# [SET EXERCISE]
In the data below, find every line with the string "grid" and pull it out.

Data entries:
###

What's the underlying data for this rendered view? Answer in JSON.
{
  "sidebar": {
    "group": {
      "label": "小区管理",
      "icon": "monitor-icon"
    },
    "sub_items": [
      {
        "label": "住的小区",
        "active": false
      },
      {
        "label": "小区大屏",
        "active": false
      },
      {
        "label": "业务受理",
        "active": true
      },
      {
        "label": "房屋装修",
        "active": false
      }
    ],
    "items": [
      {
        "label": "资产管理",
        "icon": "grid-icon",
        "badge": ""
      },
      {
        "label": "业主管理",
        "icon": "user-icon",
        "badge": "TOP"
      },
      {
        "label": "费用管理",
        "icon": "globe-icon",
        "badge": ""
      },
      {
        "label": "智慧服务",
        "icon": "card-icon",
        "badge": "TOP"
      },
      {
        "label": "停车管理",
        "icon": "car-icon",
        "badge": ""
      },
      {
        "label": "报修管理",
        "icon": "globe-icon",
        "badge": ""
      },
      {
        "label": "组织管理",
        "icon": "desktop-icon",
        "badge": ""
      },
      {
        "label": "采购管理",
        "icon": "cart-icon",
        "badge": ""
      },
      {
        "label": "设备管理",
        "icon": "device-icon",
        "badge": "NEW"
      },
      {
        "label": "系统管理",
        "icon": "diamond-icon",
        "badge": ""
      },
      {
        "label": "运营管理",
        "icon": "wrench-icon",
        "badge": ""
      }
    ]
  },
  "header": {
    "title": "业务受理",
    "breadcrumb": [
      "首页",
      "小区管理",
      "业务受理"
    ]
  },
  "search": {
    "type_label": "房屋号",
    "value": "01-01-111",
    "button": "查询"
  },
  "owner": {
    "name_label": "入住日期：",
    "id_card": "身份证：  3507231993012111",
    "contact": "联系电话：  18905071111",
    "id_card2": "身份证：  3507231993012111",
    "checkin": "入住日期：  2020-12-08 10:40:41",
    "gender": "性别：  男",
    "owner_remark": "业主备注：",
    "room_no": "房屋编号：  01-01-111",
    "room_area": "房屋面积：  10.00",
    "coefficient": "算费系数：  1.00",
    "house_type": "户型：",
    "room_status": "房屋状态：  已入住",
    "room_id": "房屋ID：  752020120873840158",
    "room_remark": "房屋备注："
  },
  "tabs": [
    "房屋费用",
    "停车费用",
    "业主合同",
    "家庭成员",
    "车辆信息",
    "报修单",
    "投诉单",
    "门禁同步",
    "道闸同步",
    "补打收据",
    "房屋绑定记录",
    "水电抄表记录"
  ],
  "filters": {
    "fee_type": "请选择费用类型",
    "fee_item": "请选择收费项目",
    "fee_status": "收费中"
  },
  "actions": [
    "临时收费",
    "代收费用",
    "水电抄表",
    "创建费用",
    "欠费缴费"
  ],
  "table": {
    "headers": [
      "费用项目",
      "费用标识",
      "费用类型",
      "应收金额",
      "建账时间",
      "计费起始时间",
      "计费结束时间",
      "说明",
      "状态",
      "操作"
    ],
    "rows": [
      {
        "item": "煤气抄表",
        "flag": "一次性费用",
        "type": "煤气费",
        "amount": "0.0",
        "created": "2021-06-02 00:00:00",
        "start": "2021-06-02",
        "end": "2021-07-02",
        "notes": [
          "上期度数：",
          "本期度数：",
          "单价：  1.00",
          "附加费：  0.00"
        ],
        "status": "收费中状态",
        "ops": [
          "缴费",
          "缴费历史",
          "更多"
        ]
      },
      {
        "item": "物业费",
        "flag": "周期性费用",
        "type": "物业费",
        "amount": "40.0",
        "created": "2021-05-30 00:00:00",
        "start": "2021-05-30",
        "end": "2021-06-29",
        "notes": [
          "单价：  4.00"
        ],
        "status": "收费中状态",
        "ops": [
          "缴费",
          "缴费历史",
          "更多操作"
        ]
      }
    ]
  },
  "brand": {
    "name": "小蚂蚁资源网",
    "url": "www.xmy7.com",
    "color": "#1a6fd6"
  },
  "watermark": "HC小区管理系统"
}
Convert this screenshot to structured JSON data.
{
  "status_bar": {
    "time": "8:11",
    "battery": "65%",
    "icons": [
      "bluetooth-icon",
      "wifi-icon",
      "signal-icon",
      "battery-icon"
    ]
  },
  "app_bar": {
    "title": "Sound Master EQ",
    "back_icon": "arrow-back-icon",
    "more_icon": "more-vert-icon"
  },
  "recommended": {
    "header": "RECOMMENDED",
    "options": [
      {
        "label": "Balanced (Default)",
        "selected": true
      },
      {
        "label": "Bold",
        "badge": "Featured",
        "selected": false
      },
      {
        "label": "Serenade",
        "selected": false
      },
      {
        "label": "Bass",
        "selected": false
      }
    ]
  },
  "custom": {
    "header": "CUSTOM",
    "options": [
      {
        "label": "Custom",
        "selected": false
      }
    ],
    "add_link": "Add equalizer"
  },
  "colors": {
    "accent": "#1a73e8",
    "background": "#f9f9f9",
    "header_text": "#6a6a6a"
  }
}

###

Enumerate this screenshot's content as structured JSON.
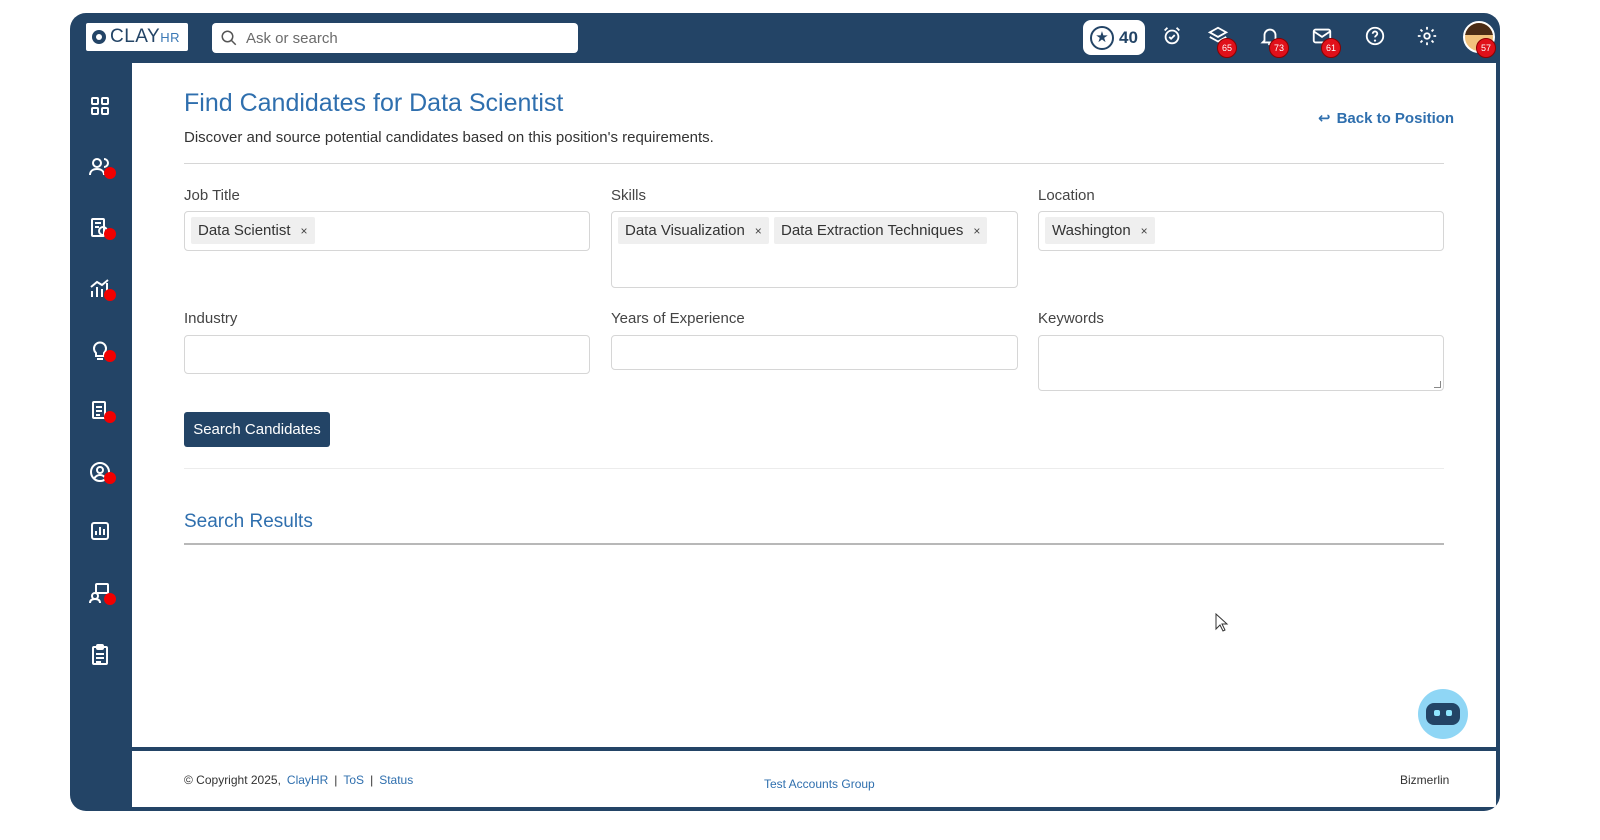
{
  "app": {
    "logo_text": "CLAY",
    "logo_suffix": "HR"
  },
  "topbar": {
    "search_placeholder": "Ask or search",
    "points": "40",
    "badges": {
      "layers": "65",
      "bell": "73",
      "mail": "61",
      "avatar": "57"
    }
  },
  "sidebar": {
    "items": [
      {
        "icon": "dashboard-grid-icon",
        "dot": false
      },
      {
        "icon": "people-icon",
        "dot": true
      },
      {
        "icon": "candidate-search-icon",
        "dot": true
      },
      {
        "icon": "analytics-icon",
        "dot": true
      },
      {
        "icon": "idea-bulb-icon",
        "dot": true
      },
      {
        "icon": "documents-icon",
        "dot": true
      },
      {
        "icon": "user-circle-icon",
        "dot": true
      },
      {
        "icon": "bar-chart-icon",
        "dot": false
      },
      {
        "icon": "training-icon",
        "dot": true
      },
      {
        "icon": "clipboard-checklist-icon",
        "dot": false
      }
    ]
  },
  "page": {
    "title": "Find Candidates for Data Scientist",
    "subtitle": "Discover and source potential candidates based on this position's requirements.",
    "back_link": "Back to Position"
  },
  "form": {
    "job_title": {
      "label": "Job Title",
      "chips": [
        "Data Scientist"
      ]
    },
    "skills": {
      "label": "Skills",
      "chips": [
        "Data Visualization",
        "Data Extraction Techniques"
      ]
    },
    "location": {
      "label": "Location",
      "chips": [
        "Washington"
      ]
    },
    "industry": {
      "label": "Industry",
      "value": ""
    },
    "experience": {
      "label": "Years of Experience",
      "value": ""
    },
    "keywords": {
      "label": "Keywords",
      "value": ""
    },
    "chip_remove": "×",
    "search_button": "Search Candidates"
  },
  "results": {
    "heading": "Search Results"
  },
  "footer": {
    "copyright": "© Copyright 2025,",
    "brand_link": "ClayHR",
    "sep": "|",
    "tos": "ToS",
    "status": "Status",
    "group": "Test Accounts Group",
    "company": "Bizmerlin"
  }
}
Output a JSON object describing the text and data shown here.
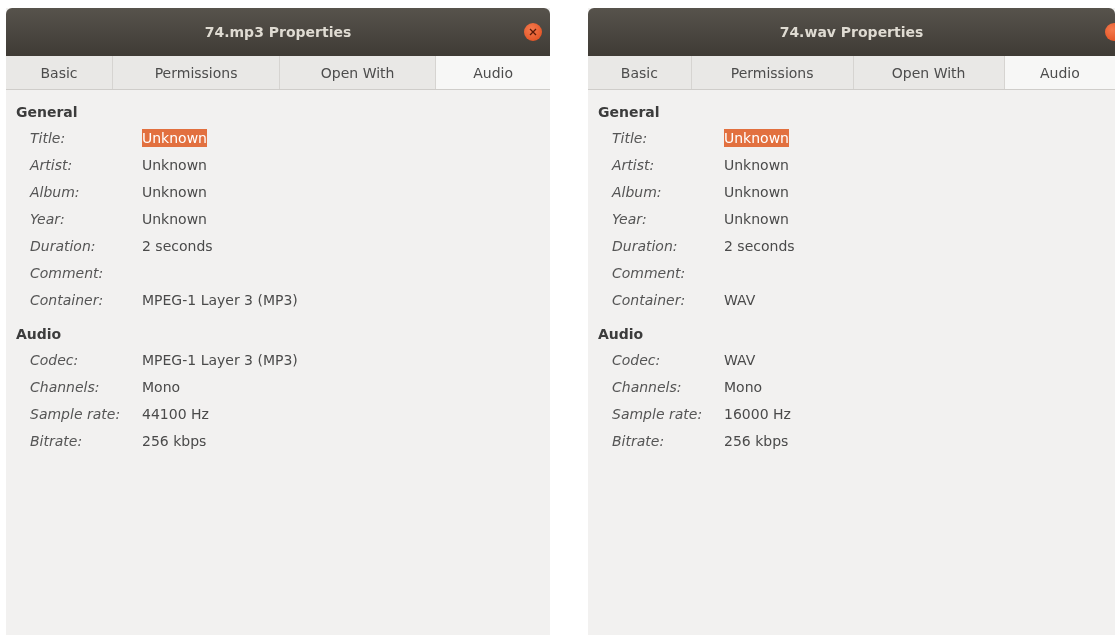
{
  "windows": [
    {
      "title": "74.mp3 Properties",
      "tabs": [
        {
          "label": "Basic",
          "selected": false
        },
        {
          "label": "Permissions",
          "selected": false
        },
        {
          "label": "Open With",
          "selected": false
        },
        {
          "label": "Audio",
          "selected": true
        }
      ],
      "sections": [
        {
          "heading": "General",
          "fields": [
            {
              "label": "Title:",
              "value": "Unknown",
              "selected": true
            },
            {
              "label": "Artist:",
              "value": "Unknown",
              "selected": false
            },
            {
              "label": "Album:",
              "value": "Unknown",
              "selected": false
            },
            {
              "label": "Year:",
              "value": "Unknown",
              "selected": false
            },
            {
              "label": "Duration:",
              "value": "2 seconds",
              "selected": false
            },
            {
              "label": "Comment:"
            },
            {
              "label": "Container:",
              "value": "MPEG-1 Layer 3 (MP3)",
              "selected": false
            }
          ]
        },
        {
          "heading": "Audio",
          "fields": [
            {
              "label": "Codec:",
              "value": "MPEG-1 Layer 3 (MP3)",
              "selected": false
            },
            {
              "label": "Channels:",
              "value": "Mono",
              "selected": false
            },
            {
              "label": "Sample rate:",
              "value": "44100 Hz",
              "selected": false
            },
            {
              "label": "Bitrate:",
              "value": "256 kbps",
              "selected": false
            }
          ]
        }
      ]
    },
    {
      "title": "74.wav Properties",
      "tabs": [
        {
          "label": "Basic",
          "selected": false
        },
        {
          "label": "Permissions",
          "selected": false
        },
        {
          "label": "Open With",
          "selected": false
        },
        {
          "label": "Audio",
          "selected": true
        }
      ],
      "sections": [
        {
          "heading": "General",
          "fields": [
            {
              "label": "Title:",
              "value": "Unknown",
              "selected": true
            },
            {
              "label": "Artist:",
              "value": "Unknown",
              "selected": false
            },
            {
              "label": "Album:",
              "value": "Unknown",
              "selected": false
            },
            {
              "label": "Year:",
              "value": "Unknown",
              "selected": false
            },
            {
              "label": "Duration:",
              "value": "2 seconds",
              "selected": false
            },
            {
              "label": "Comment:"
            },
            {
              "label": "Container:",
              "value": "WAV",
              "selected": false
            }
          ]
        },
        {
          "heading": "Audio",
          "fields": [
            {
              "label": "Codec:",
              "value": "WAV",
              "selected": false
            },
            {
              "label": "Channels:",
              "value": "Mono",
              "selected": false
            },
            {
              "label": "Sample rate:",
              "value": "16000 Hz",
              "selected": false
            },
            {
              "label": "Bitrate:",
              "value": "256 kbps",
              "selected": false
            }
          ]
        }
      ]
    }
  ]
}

###

# [WRITTEN ANSWER]
        "icon": "grid-icon",
        "icon": "dashboard-grid-icon",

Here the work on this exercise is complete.